Comb the records below for the string "powierzchni" and copy each line where it turns up.

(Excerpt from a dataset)
• • • •
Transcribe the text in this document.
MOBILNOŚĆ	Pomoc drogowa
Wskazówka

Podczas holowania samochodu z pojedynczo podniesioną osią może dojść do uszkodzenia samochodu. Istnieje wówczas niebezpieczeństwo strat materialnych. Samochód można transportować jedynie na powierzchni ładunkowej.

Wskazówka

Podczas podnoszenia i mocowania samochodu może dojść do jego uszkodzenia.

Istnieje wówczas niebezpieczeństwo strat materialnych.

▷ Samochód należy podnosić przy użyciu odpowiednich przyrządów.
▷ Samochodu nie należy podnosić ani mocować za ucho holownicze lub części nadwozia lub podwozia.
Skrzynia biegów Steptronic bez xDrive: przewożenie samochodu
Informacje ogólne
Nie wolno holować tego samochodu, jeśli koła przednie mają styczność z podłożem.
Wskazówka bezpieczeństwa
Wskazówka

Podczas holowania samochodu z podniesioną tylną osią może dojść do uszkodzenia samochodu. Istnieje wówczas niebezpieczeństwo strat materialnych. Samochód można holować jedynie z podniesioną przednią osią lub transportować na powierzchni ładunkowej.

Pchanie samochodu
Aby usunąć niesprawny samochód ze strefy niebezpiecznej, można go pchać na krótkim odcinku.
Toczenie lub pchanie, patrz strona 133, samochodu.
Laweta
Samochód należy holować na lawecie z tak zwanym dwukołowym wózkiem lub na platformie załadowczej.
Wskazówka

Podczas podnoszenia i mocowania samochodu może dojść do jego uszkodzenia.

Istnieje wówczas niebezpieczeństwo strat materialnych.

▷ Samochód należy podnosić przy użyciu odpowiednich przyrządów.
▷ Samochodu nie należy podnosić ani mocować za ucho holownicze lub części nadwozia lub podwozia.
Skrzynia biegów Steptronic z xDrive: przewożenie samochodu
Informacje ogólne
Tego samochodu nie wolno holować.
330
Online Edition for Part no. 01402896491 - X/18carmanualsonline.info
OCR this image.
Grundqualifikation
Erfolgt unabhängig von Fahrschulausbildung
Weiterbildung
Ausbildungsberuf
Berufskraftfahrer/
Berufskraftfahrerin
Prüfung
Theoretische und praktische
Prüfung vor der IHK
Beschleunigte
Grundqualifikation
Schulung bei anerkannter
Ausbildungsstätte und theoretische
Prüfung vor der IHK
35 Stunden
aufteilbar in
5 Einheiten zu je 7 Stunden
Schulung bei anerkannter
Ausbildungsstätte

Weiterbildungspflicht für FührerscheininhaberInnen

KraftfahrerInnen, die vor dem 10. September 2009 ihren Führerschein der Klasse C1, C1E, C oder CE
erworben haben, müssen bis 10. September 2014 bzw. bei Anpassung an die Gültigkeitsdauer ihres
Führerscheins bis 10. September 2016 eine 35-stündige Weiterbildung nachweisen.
• • • •
#### [FULL RESPONSE]
Podczas holowania samochodu z pojedynczo podniesioną osią może dojść do uszkodzenia samochodu. Istnieje wówczas niebezpieczeństwo strat materialnych. Samochód można transportować jedynie na powierzchni ładunkowej.
Podczas holowania samochodu z podniesioną tylną osią może dojść do uszkodzenia samochodu. Istnieje wówczas niebezpieczeństwo strat materialnych. Samochód można holować jedynie z podniesioną przednią osią lub transportować na powierzchni ładunkowej.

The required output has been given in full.